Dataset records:
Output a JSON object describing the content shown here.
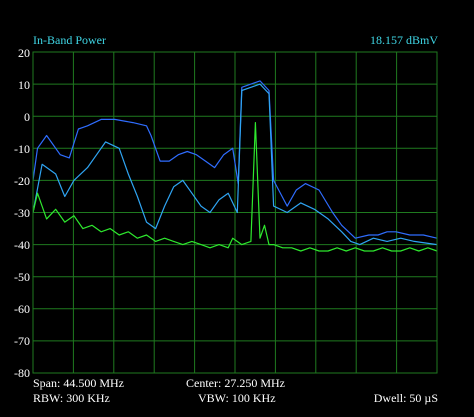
{
  "header": {
    "measurement_label": "In-Band Power",
    "measurement_value": "18.157 dBmV"
  },
  "footer": {
    "span": "Span: 44.500 MHz",
    "center": "Center: 27.250 MHz",
    "rbw": "RBW: 300 KHz",
    "vbw": "VBW: 100 KHz",
    "dwell": "Dwell: 50 µS"
  },
  "y_axis": {
    "tick_labels": [
      "20",
      "10",
      "0",
      "-10",
      "-20",
      "-30",
      "-40",
      "-50",
      "-60",
      "-70",
      "-80"
    ]
  },
  "colors": {
    "background": "#000000",
    "grid": "#1f7a1f",
    "header_text": "#3fd7e6",
    "footer_text": "#ffffff",
    "trace_max_hold": "#2f6dff",
    "trace_live": "#2fa4f2",
    "trace_noise": "#2ee82e"
  },
  "chart_data": {
    "type": "line",
    "ylim": [
      -80,
      20
    ],
    "grid": true,
    "x_range_mhz": [
      5.0,
      49.5
    ],
    "series": [
      {
        "role": "max_hold",
        "color": "#2f6dff",
        "x": [
          5.0,
          5.5,
          6.5,
          8.0,
          9.0,
          10.0,
          11.0,
          12.5,
          14.0,
          16.0,
          17.5,
          18.0,
          19.0,
          20.0,
          21.0,
          22.0,
          23.0,
          24.0,
          25.0,
          26.0,
          27.0,
          27.6,
          28.0,
          30.0,
          31.0,
          31.5,
          33.0,
          34.0,
          35.0,
          36.5,
          38.0,
          39.0,
          40.5,
          42.0,
          43.0,
          44.0,
          45.0,
          46.5,
          48.0,
          49.5
        ],
        "y": [
          -20,
          -10,
          -6,
          -12,
          -13,
          -4,
          -3,
          -1,
          -1,
          -2,
          -3,
          -6,
          -14,
          -14,
          -12,
          -11,
          -12,
          -14,
          -16,
          -12,
          -10,
          -21,
          9,
          11,
          8,
          -20,
          -28,
          -23,
          -21,
          -23,
          -30,
          -34,
          -38,
          -37,
          -37,
          -36,
          -36,
          -37,
          -37,
          -38
        ]
      },
      {
        "role": "live",
        "color": "#2fa4f2",
        "x": [
          5.0,
          6.0,
          7.5,
          8.5,
          9.5,
          11.0,
          12.0,
          13.0,
          14.5,
          15.5,
          16.5,
          17.5,
          18.5,
          19.5,
          20.5,
          21.5,
          22.5,
          23.5,
          24.5,
          25.5,
          26.5,
          27.5,
          28.0,
          30.0,
          31.0,
          31.5,
          33.0,
          34.5,
          36.0,
          37.5,
          39.0,
          40.0,
          41.0,
          42.5,
          44.0,
          45.5,
          47.0,
          49.5
        ],
        "y": [
          -30,
          -15,
          -18,
          -25,
          -20,
          -16,
          -12,
          -8,
          -10,
          -18,
          -25,
          -33,
          -35,
          -28,
          -22,
          -20,
          -24,
          -28,
          -30,
          -26,
          -24,
          -30,
          8,
          10,
          7,
          -28,
          -30,
          -27,
          -29,
          -32,
          -36,
          -39,
          -40,
          -38,
          -39,
          -38,
          -39,
          -40
        ]
      },
      {
        "role": "noise",
        "color": "#2ee82e",
        "x": [
          5.0,
          5.5,
          6.5,
          7.5,
          8.5,
          9.5,
          10.5,
          11.5,
          12.5,
          13.5,
          14.5,
          15.5,
          16.5,
          17.5,
          18.5,
          19.5,
          20.5,
          21.5,
          22.5,
          23.5,
          24.5,
          25.5,
          26.5,
          27.0,
          28.0,
          29.0,
          29.5,
          30.0,
          30.5,
          31.0,
          31.5,
          32.5,
          33.5,
          34.5,
          35.5,
          36.5,
          37.5,
          38.5,
          39.5,
          40.5,
          41.5,
          42.5,
          43.5,
          44.5,
          45.5,
          46.5,
          47.5,
          48.5,
          49.5
        ],
        "y": [
          -30,
          -24,
          -32,
          -29,
          -33,
          -31,
          -35,
          -34,
          -36,
          -35,
          -37,
          -36,
          -38,
          -37,
          -39,
          -38,
          -39,
          -40,
          -39,
          -40,
          -41,
          -40,
          -41,
          -38,
          -40,
          -39,
          -2,
          -38,
          -34,
          -40,
          -40,
          -41,
          -41,
          -42,
          -41,
          -42,
          -42,
          -41,
          -42,
          -41,
          -42,
          -42,
          -41,
          -42,
          -42,
          -41,
          -42,
          -41,
          -42
        ]
      }
    ]
  }
}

= Stated goal =
Reproduce the entries above without change, omitting all pictures.

= Result of the exercise =
Output a JSON object describing the content shown here.
{
  "header": {
    "measurement_label": "In-Band Power",
    "measurement_value": "18.157 dBmV"
  },
  "footer": {
    "span": "Span: 44.500 MHz",
    "center": "Center: 27.250 MHz",
    "rbw": "RBW: 300 KHz",
    "vbw": "VBW: 100 KHz",
    "dwell": "Dwell: 50 µS"
  },
  "y_axis": {
    "tick_labels": [
      "20",
      "10",
      "0",
      "-10",
      "-20",
      "-30",
      "-40",
      "-50",
      "-60",
      "-70",
      "-80"
    ]
  },
  "colors": {
    "background": "#000000",
    "grid": "#1f7a1f",
    "header_text": "#3fd7e6",
    "footer_text": "#ffffff",
    "trace_max_hold": "#2f6dff",
    "trace_live": "#2fa4f2",
    "trace_noise": "#2ee82e"
  },
  "chart_data": {
    "type": "line",
    "ylim": [
      -80,
      20
    ],
    "grid": true,
    "x_range_mhz": [
      5.0,
      49.5
    ],
    "series": [
      {
        "role": "max_hold",
        "color": "#2f6dff",
        "x": [
          5.0,
          5.5,
          6.5,
          8.0,
          9.0,
          10.0,
          11.0,
          12.5,
          14.0,
          16.0,
          17.5,
          18.0,
          19.0,
          20.0,
          21.0,
          22.0,
          23.0,
          24.0,
          25.0,
          26.0,
          27.0,
          27.6,
          28.0,
          30.0,
          31.0,
          31.5,
          33.0,
          34.0,
          35.0,
          36.5,
          38.0,
          39.0,
          40.5,
          42.0,
          43.0,
          44.0,
          45.0,
          46.5,
          48.0,
          49.5
        ],
        "y": [
          -20,
          -10,
          -6,
          -12,
          -13,
          -4,
          -3,
          -1,
          -1,
          -2,
          -3,
          -6,
          -14,
          -14,
          -12,
          -11,
          -12,
          -14,
          -16,
          -12,
          -10,
          -21,
          9,
          11,
          8,
          -20,
          -28,
          -23,
          -21,
          -23,
          -30,
          -34,
          -38,
          -37,
          -37,
          -36,
          -36,
          -37,
          -37,
          -38
        ]
      },
      {
        "role": "live",
        "color": "#2fa4f2",
        "x": [
          5.0,
          6.0,
          7.5,
          8.5,
          9.5,
          11.0,
          12.0,
          13.0,
          14.5,
          15.5,
          16.5,
          17.5,
          18.5,
          19.5,
          20.5,
          21.5,
          22.5,
          23.5,
          24.5,
          25.5,
          26.5,
          27.5,
          28.0,
          30.0,
          31.0,
          31.5,
          33.0,
          34.5,
          36.0,
          37.5,
          39.0,
          40.0,
          41.0,
          42.5,
          44.0,
          45.5,
          47.0,
          49.5
        ],
        "y": [
          -30,
          -15,
          -18,
          -25,
          -20,
          -16,
          -12,
          -8,
          -10,
          -18,
          -25,
          -33,
          -35,
          -28,
          -22,
          -20,
          -24,
          -28,
          -30,
          -26,
          -24,
          -30,
          8,
          10,
          7,
          -28,
          -30,
          -27,
          -29,
          -32,
          -36,
          -39,
          -40,
          -38,
          -39,
          -38,
          -39,
          -40
        ]
      },
      {
        "role": "noise",
        "color": "#2ee82e",
        "x": [
          5.0,
          5.5,
          6.5,
          7.5,
          8.5,
          9.5,
          10.5,
          11.5,
          12.5,
          13.5,
          14.5,
          15.5,
          16.5,
          17.5,
          18.5,
          19.5,
          20.5,
          21.5,
          22.5,
          23.5,
          24.5,
          25.5,
          26.5,
          27.0,
          28.0,
          29.0,
          29.5,
          30.0,
          30.5,
          31.0,
          31.5,
          32.5,
          33.5,
          34.5,
          35.5,
          36.5,
          37.5,
          38.5,
          39.5,
          40.5,
          41.5,
          42.5,
          43.5,
          44.5,
          45.5,
          46.5,
          47.5,
          48.5,
          49.5
        ],
        "y": [
          -30,
          -24,
          -32,
          -29,
          -33,
          -31,
          -35,
          -34,
          -36,
          -35,
          -37,
          -36,
          -38,
          -37,
          -39,
          -38,
          -39,
          -40,
          -39,
          -40,
          -41,
          -40,
          -41,
          -38,
          -40,
          -39,
          -2,
          -38,
          -34,
          -40,
          -40,
          -41,
          -41,
          -42,
          -41,
          -42,
          -42,
          -41,
          -42,
          -41,
          -42,
          -42,
          -41,
          -42,
          -42,
          -41,
          -42,
          -41,
          -42
        ]
      }
    ]
  }
}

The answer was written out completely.